▸ **WHAT THE TASK REQUIRES**
Without including the pictures, copy out every line below.
# Start of SOURCE DATA
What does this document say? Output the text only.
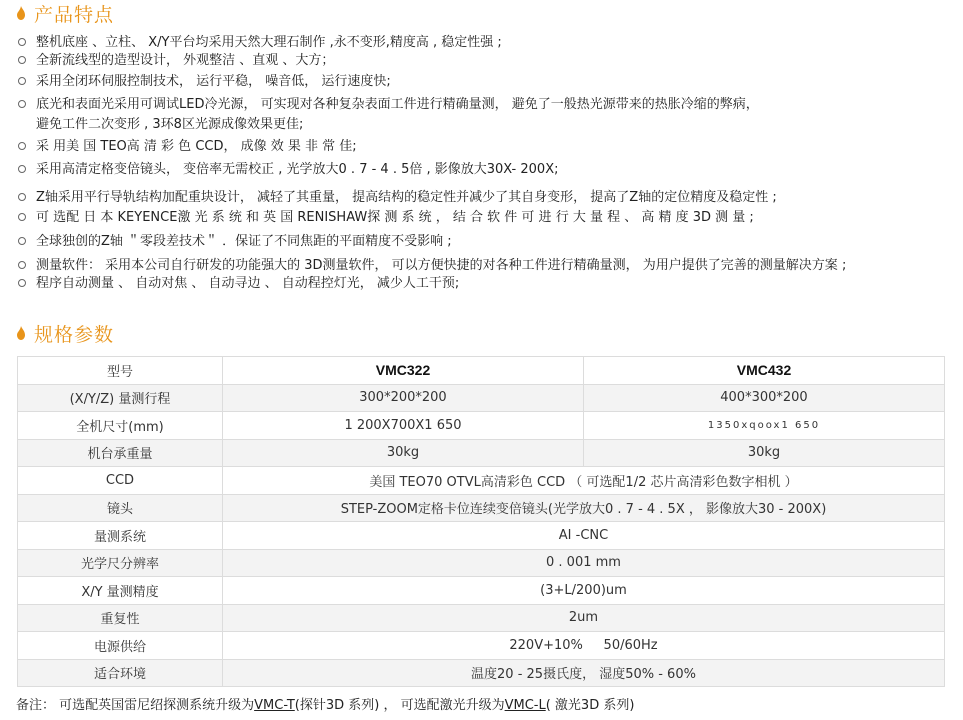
产品特点
整机底座 、立柱、 X/Y平台均采用天然大理石制作 ,永不变形,精度高 , 稳定性强 ;
全新流线型的造型设计， 外观整洁 、直观 、大方；
采用全闭环伺服控制技术， 运行平稳， 噪音低， 运行速度快;
底光和表面光采用可调试LED冷光源， 可实现对各种复杂表面工件进行精确量测， 避免了一般热光源带来的热胀冷缩的弊病，
避免工件二次变形 , 3环8区光源成像效果更佳;
采 用美 国 TEO高 清 彩 色 CCD， 成像 效 果 非 常 佳;
采用高清定格变倍镜头， 变倍率无需校正 , 光学放大0 . 7 - 4 . 5倍 , 影像放大30X- 200X;
Z轴采用平行导轨结构加配重块设计， 减轻了其重量， 提高结构的稳定性并减少了其自身变形， 提高了Z轴的定位精度及稳定性 ;
可 选配 日 本 KEYENCE激 光 系 统 和 英 国 RENISHAW探 测 系 统 ， 结 合 软 件 可 进 行 大 量 程 、 高 精 度 3D 测 量 ;
全球独创的Z轴 ＂零段差技术＂ ．保证了不同焦距的平面精度不受影响 ;
测量软件： 采用本公司自行研发的功能强大的 3D测量软件， 可以方便快捷的对各种工件进行精确量测， 为用户提供了完善的测量解决方案 ;
程序自动测量 、 自动对焦 、 自动寻边 、 自动程控灯光， 减少人工干预;
规格参数
型号	VMC322	VMC432
(X/Y/Z) 量测行程	300*200*200	400*300*200
全机尺寸(mm)	1 200X700X1 650	1350xqoox1 650
机台承重量	30kg	30kg
CCD	美国 TEO70 OTVL高清彩色 CCD （ 可选配1/2 芯片高清彩色数字相机 ）	
镜头	STEP-ZOOM定格卡位连续变倍镜头(光学放大0 . 7 - 4 . 5X ， 影像放大30 - 200X)	
量测系统	AI -CNC	
光学尺分辨率	0 . 001 mm	
X/Y 量测精度	(3+L/200)um	
重复性	2um	
电源供给	220V+10%     50/60Hz	
适合环境	温度20 - 25摄氏度， 湿度50% - 60%	
备注： 可选配英国雷尼绍探测系统升级为VMC-T(探针3D 系列) ， 可选配激光升级为VMC-L( 激光3D 系列)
# End of SOURCE DATA
▸ **ANSWER FOR THE TASK**
What does this document say? Output the text only.
产品特点
整机底座 、立柱、 X/Y平台均采用天然大理石制作 ,永不变形,精度高 , 稳定性强 ;
全新流线型的造型设计， 外观整洁 、直观 、大方；
采用全闭环伺服控制技术， 运行平稳， 噪音低， 运行速度快;
底光和表面光采用可调试LED冷光源， 可实现对各种复杂表面工件进行精确量测， 避免了一般热光源带来的热胀冷缩的弊病，
避免工件二次变形 , 3环8区光源成像效果更佳;
采 用美 国 TEO高 清 彩 色 CCD， 成像 效 果 非 常 佳;
采用高清定格变倍镜头， 变倍率无需校正 , 光学放大0 . 7 - 4 . 5倍 , 影像放大30X- 200X;
Z轴采用平行导轨结构加配重块设计， 减轻了其重量， 提高结构的稳定性并减少了其自身变形， 提高了Z轴的定位精度及稳定性 ;
可 选配 日 本 KEYENCE激 光 系 统 和 英 国 RENISHAW探 测 系 统 ， 结 合 软 件 可 进 行 大 量 程 、 高 精 度 3D 测 量 ;
全球独创的Z轴 ＂零段差技术＂ ．保证了不同焦距的平面精度不受影响 ;
测量软件： 采用本公司自行研发的功能强大的 3D测量软件， 可以方便快捷的对各种工件进行精确量测， 为用户提供了完善的测量解决方案 ;
程序自动测量 、 自动对焦 、 自动寻边 、 自动程控灯光， 减少人工干预;
规格参数
型号	VMC322	VMC432
(X/Y/Z) 量测行程	300*200*200	400*300*200
全机尺寸(mm)	1 200X700X1 650	1350xqoox1 650
机台承重量	30kg	30kg
CCD	美国 TEO70 OTVL高清彩色 CCD （ 可选配1/2 芯片高清彩色数字相机 ）	
镜头	STEP-ZOOM定格卡位连续变倍镜头(光学放大0 . 7 - 4 . 5X ， 影像放大30 - 200X)	
量测系统	AI -CNC	
光学尺分辨率	0 . 001 mm	
X/Y 量测精度	(3+L/200)um	
重复性	2um	
电源供给	220V+10%     50/60Hz	
适合环境	温度20 - 25摄氏度， 湿度50% - 60%	
备注： 可选配英国雷尼绍探测系统升级为VMC-T(探针3D 系列) ， 可选配激光升级为VMC-L( 激光3D 系列)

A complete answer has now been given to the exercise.